= Exercise prompt =
Locate each line containing the string "JSON" and copy it out.

(Records excerpted from a collection)

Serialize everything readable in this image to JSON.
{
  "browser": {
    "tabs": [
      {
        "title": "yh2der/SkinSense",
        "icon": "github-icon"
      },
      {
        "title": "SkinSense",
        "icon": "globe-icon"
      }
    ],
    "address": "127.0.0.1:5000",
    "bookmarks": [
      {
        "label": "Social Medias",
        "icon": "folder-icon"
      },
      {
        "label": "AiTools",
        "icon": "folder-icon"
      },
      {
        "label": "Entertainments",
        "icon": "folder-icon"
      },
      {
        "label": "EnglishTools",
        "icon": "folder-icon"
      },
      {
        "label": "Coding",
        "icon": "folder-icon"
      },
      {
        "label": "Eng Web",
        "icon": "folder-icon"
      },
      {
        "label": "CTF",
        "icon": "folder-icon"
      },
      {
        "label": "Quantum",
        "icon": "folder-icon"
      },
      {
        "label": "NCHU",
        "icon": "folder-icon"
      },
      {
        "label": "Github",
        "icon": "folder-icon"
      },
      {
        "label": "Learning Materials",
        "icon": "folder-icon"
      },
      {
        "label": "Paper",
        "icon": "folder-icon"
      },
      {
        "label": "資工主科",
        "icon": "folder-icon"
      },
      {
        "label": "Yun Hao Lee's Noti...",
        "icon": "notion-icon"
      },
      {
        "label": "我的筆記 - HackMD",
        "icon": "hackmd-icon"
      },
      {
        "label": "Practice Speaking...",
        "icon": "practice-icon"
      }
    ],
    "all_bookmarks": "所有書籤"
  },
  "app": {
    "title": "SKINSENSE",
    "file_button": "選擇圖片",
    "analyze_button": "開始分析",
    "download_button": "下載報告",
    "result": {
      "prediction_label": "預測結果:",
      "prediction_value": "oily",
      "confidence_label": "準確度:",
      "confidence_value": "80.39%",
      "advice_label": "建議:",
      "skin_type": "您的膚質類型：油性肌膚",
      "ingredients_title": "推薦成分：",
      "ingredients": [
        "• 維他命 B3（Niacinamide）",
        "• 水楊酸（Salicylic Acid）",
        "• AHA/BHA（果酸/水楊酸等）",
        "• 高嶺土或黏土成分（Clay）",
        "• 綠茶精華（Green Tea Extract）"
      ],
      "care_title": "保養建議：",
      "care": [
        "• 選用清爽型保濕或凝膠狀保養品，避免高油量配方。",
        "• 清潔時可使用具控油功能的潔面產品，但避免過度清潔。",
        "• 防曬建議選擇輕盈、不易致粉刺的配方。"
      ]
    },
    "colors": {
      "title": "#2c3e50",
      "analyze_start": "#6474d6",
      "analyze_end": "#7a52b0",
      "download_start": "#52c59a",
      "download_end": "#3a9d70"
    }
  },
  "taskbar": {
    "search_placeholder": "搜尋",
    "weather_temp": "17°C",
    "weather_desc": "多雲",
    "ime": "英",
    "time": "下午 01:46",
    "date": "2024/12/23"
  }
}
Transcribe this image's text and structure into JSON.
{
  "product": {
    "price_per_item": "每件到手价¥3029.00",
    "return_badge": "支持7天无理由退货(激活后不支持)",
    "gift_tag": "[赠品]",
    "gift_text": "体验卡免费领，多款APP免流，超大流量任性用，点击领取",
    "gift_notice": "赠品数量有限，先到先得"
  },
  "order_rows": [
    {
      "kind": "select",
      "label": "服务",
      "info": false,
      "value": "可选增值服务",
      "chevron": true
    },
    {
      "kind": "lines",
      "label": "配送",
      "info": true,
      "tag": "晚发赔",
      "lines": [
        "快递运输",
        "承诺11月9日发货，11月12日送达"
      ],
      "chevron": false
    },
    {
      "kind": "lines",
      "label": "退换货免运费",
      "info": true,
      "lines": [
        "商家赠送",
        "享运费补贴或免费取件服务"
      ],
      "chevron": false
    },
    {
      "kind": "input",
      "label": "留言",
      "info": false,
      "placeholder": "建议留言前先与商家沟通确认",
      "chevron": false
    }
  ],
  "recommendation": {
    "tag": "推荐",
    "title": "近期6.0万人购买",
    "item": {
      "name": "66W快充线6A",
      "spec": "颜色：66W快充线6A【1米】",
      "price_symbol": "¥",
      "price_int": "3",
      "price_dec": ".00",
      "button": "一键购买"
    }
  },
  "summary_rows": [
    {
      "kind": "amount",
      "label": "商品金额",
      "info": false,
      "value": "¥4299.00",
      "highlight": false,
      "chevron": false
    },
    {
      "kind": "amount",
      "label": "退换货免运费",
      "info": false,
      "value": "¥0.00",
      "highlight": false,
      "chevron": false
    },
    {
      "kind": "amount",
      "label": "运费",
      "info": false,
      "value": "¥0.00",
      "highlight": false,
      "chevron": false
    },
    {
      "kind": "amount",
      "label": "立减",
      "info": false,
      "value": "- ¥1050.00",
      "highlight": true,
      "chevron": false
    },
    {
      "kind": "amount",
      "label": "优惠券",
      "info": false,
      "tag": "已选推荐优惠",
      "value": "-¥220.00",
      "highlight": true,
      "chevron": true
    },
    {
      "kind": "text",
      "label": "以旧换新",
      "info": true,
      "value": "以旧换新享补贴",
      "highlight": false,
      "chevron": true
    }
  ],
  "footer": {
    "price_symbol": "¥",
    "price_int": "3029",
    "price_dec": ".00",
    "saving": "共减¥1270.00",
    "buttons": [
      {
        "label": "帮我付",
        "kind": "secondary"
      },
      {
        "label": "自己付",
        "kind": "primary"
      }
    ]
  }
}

= Task output =
Serialize everything readable in this image to JSON.
Transcribe this image's text and structure into JSON.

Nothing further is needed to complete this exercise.